• **Stated task**: Could you repeat, word for word, the lines of the records below from the one containing "avatar-member[interactable] xyxy=(318,278,404,364)" through the one containing "avatar-member[interactable] xyxy=(115,176,201,262)", including both of those lines?

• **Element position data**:
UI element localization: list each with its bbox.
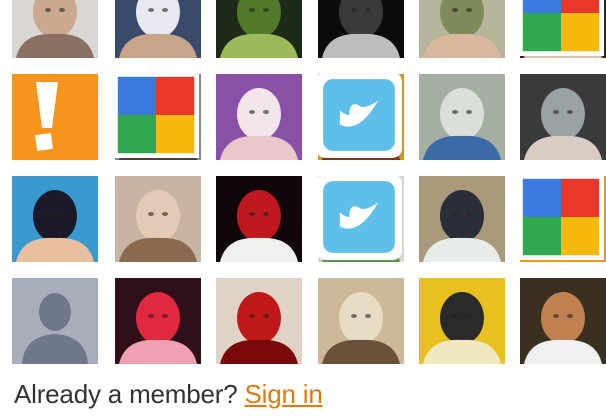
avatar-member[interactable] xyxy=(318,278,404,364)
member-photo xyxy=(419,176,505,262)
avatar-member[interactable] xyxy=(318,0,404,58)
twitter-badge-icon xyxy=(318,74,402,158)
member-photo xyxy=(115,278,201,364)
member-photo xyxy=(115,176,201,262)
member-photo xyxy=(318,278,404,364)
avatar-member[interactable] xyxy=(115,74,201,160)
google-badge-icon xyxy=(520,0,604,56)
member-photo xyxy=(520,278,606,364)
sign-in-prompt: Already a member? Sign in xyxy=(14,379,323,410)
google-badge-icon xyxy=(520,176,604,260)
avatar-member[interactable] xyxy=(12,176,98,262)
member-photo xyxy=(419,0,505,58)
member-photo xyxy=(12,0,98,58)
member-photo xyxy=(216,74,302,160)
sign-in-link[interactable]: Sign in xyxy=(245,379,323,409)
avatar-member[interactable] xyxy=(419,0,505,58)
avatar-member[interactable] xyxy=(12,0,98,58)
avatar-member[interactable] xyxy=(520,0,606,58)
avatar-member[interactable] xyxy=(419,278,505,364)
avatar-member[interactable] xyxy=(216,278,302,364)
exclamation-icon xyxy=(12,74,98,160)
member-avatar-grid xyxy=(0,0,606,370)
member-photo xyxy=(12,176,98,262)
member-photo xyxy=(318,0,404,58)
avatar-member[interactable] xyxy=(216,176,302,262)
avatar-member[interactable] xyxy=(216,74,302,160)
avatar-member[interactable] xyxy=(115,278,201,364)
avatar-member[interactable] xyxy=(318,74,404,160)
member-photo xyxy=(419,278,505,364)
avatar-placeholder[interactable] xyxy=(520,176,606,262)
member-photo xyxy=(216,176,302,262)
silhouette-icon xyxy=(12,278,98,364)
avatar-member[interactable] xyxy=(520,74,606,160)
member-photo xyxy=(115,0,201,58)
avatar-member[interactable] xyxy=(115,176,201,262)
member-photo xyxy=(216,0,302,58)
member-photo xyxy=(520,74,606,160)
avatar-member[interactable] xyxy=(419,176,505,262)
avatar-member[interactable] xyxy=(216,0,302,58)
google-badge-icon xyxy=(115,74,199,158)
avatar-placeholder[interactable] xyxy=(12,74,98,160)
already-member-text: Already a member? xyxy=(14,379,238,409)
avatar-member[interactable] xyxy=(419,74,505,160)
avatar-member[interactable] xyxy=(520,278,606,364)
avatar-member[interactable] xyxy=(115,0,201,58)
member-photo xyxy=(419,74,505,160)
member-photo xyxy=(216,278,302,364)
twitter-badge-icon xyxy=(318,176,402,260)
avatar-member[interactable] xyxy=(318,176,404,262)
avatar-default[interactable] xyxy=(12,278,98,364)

• **Output below**:
avatar-member[interactable] xyxy=(318,278,404,364)
member-photo xyxy=(419,176,505,262)
avatar-member[interactable] xyxy=(318,0,404,58)
twitter-badge-icon xyxy=(318,74,402,158)
member-photo xyxy=(115,278,201,364)
member-photo xyxy=(115,176,201,262)
member-photo xyxy=(318,278,404,364)
avatar-member[interactable] xyxy=(115,74,201,160)
google-badge-icon xyxy=(520,0,604,56)
member-photo xyxy=(520,278,606,364)
sign-in-prompt: Already a member? Sign in xyxy=(14,379,323,410)
google-badge-icon xyxy=(520,176,604,260)
avatar-member[interactable] xyxy=(12,176,98,262)
member-photo xyxy=(419,0,505,58)
member-photo xyxy=(12,0,98,58)
member-photo xyxy=(216,74,302,160)
sign-in-link[interactable]: Sign in xyxy=(245,379,323,409)
avatar-member[interactable] xyxy=(419,0,505,58)
avatar-member[interactable] xyxy=(12,0,98,58)
avatar-member[interactable] xyxy=(520,0,606,58)
avatar-member[interactable] xyxy=(419,278,505,364)
avatar-member[interactable] xyxy=(216,278,302,364)
exclamation-icon xyxy=(12,74,98,160)
member-avatar-grid xyxy=(0,0,606,370)
member-photo xyxy=(12,176,98,262)
member-photo xyxy=(318,0,404,58)
avatar-member[interactable] xyxy=(216,176,302,262)
avatar-member[interactable] xyxy=(216,74,302,160)
avatar-member[interactable] xyxy=(115,278,201,364)
avatar-member[interactable] xyxy=(318,74,404,160)
member-photo xyxy=(419,278,505,364)
avatar-placeholder[interactable] xyxy=(520,176,606,262)
member-photo xyxy=(216,176,302,262)
silhouette-icon xyxy=(12,278,98,364)
avatar-member[interactable] xyxy=(520,74,606,160)
member-photo xyxy=(115,0,201,58)
avatar-member[interactable] xyxy=(115,176,201,262)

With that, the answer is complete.